== What the exercise asks ==
Extract all lines that hold the string "this".

== Listing ==
..............................

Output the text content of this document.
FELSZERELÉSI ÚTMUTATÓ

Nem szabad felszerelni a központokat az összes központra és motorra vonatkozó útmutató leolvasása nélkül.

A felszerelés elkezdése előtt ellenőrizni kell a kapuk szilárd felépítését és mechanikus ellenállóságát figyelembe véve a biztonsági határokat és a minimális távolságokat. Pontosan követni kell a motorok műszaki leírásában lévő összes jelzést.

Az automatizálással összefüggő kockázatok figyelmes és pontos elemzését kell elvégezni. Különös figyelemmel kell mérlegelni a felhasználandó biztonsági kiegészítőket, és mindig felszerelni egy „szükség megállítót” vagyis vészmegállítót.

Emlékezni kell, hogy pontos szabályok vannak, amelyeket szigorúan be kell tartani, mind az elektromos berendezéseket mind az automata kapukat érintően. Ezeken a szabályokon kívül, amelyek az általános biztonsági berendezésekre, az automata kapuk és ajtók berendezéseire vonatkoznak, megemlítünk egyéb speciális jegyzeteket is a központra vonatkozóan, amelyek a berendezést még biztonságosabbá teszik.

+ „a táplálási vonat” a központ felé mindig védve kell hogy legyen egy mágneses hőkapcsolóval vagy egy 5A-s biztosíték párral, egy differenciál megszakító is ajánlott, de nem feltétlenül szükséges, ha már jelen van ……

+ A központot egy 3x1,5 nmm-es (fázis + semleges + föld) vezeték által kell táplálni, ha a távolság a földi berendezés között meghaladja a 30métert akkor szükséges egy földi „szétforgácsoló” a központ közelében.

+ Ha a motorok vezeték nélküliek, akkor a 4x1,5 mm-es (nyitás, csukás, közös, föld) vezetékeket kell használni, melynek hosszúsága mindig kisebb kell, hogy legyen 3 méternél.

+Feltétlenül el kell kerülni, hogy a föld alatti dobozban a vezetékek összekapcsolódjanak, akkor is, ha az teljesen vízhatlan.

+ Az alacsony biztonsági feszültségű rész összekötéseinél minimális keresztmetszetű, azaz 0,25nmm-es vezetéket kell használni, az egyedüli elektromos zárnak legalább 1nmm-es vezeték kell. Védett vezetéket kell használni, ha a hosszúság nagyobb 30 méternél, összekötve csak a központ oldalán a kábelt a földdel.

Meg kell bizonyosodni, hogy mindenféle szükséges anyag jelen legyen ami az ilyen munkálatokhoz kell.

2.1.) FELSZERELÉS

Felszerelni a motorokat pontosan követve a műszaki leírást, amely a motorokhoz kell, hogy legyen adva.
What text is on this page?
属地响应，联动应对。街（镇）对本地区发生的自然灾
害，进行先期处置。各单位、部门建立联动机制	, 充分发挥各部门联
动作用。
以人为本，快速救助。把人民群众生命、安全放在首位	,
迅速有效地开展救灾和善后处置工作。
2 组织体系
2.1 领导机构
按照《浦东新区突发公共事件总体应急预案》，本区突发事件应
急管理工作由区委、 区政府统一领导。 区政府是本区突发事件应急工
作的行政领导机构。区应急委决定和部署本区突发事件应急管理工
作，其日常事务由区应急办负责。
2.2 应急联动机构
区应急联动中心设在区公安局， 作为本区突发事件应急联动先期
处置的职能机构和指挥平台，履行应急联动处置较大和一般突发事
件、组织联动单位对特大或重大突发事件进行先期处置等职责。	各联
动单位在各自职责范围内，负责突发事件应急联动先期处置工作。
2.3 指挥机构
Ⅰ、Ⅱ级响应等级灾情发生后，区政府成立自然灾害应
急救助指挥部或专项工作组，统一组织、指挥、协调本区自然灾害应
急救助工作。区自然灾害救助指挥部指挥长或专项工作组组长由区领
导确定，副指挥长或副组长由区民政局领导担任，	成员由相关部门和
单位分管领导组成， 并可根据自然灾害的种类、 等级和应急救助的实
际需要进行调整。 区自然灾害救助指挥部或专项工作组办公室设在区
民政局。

..............................

== Finished exercise ==
Output the text content of this document.
What text is on this page?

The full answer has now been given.